**REQUIRED WORK:** How many lines in the entries below contain "Abdeckung"? Answer with the number only.

Stored records
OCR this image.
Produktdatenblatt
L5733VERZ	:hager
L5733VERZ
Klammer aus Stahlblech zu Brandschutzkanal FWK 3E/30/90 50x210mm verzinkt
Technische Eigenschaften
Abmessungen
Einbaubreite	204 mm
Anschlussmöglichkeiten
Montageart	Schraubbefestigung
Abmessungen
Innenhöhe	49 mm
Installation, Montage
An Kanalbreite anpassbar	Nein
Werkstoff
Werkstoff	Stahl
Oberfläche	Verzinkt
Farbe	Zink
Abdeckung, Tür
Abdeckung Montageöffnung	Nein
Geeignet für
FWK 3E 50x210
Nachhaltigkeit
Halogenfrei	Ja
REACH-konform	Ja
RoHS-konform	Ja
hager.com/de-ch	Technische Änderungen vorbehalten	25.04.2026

**REPLY TO THE TASK:** 2